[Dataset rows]
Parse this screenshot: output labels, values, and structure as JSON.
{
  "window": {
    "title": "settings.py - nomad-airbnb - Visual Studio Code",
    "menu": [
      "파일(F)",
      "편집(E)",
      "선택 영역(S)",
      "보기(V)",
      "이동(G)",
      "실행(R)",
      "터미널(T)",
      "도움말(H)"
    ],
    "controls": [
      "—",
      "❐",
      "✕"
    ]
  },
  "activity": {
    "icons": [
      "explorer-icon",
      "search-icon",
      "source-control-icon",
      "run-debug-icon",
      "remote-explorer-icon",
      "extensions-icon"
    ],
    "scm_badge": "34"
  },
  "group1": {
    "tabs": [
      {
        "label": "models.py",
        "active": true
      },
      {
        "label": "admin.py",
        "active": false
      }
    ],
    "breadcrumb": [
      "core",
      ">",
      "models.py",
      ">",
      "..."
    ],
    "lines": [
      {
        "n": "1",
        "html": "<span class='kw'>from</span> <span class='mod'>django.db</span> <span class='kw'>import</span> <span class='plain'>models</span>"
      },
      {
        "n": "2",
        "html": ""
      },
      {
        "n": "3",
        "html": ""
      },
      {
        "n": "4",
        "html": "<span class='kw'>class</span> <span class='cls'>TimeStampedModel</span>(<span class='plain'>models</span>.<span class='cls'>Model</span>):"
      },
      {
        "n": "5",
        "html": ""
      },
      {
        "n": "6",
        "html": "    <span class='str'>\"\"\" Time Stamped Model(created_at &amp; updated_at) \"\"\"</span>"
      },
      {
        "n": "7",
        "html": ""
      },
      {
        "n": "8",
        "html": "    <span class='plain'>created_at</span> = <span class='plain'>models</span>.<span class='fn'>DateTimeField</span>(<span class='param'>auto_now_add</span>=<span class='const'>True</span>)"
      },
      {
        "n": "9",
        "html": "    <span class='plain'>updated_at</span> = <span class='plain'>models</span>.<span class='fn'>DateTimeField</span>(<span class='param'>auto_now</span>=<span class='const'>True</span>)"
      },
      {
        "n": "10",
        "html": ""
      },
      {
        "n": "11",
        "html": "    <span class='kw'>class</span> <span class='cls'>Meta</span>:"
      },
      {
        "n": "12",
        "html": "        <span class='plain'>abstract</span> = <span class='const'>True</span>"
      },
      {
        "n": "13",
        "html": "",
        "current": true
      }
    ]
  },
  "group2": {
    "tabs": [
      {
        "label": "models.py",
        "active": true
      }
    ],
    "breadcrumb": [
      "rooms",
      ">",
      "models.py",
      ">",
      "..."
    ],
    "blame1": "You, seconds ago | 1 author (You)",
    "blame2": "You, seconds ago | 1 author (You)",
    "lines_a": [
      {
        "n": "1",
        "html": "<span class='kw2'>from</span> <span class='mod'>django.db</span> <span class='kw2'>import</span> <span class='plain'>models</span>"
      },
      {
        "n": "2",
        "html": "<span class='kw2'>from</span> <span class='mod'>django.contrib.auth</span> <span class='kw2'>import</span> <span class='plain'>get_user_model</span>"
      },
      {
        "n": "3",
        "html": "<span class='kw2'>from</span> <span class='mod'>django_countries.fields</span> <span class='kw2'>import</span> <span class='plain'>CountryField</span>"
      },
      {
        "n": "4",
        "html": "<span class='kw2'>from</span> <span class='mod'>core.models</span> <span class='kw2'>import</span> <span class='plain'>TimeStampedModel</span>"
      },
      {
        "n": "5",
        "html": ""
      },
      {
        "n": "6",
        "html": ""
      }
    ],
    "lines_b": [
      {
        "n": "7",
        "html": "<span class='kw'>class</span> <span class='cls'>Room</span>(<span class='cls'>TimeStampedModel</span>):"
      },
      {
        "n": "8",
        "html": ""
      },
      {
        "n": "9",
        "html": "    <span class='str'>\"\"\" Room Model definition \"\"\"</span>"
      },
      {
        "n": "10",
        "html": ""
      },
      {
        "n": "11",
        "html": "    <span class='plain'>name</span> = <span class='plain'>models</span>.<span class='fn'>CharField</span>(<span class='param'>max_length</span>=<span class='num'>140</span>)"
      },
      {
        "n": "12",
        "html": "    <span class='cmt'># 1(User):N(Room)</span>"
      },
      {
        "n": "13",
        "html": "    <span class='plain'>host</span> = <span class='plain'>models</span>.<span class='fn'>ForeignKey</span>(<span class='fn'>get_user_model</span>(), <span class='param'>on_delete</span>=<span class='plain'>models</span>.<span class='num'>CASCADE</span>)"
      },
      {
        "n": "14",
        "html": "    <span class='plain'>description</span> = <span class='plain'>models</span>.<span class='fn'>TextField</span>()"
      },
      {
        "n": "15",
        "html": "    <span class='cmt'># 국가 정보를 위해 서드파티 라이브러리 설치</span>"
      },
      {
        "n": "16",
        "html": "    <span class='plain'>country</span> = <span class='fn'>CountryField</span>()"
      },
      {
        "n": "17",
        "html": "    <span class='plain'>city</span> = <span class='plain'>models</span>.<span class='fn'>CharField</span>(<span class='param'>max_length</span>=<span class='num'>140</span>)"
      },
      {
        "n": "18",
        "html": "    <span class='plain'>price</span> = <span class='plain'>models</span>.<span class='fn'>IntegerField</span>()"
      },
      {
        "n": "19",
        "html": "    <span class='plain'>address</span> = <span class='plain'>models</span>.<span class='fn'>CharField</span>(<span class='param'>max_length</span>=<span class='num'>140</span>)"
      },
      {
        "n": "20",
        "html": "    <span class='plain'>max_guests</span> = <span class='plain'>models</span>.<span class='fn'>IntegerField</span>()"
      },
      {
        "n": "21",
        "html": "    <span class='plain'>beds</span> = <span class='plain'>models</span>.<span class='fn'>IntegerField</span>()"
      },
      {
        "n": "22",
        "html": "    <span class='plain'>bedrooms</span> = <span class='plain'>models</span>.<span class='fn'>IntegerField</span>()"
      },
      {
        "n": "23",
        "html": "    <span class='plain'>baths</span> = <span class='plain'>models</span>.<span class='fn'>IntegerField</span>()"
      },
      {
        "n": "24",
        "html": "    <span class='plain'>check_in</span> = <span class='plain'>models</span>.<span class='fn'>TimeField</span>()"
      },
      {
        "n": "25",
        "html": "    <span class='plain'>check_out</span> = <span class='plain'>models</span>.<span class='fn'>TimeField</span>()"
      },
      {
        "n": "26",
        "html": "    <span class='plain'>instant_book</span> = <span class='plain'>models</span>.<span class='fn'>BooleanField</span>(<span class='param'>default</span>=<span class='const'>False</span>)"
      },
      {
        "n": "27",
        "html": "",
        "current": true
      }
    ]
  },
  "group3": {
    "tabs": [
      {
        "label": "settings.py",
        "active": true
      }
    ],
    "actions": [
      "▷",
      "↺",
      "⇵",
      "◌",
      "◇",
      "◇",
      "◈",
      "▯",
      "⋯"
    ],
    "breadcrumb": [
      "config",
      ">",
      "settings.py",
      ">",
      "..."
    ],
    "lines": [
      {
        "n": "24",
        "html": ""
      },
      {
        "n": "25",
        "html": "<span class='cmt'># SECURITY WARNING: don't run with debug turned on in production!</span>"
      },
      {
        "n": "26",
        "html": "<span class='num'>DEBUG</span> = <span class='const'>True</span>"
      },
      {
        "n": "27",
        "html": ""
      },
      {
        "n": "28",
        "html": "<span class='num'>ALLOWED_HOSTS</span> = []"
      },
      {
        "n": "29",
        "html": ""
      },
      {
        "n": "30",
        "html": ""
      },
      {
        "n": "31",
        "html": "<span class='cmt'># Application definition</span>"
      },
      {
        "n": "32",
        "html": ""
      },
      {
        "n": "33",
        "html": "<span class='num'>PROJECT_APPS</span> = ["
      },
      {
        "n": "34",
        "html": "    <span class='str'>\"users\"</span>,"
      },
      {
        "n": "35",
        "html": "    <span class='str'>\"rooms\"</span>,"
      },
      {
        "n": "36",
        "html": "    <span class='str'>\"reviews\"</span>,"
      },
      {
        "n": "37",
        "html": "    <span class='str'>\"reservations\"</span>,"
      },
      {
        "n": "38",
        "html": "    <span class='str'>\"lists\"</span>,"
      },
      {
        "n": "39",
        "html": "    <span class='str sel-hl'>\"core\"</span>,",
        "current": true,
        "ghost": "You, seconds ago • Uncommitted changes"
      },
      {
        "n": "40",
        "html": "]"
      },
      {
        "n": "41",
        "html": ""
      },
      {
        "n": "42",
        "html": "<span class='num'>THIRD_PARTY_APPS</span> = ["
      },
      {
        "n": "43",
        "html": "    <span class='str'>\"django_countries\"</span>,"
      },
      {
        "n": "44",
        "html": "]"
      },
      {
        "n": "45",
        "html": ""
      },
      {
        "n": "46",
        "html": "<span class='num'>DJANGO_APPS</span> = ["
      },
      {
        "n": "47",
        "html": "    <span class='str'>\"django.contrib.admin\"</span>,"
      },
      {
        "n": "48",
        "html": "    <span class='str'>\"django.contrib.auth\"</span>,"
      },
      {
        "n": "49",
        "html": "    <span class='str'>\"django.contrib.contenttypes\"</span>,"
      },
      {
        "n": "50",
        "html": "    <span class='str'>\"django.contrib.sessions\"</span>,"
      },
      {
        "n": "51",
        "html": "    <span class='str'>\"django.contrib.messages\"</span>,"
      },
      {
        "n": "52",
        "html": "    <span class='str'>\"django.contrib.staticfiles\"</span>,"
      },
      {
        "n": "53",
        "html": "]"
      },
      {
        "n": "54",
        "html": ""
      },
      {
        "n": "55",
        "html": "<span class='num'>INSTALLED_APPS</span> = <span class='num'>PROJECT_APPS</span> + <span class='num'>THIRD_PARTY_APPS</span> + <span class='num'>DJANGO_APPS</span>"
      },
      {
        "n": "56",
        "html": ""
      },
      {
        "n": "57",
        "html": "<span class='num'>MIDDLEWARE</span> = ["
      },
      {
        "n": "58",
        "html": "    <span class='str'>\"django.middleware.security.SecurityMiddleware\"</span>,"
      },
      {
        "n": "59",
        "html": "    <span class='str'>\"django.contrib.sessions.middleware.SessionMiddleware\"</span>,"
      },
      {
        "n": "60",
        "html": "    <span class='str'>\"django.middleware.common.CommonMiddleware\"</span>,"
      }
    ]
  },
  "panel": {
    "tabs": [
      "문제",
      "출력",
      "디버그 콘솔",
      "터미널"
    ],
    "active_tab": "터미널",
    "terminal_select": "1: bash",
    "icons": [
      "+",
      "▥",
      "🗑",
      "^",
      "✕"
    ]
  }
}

▸ **GIVEN REQUEST**:
Track down every line of the material containing the string "settings", and copy it.

▸ **RESULT FOR THIS TASK**:
    "title": "settings.py - nomad-airbnb - Visual Studio Code",
        "label": "settings.py",
      "settings.py",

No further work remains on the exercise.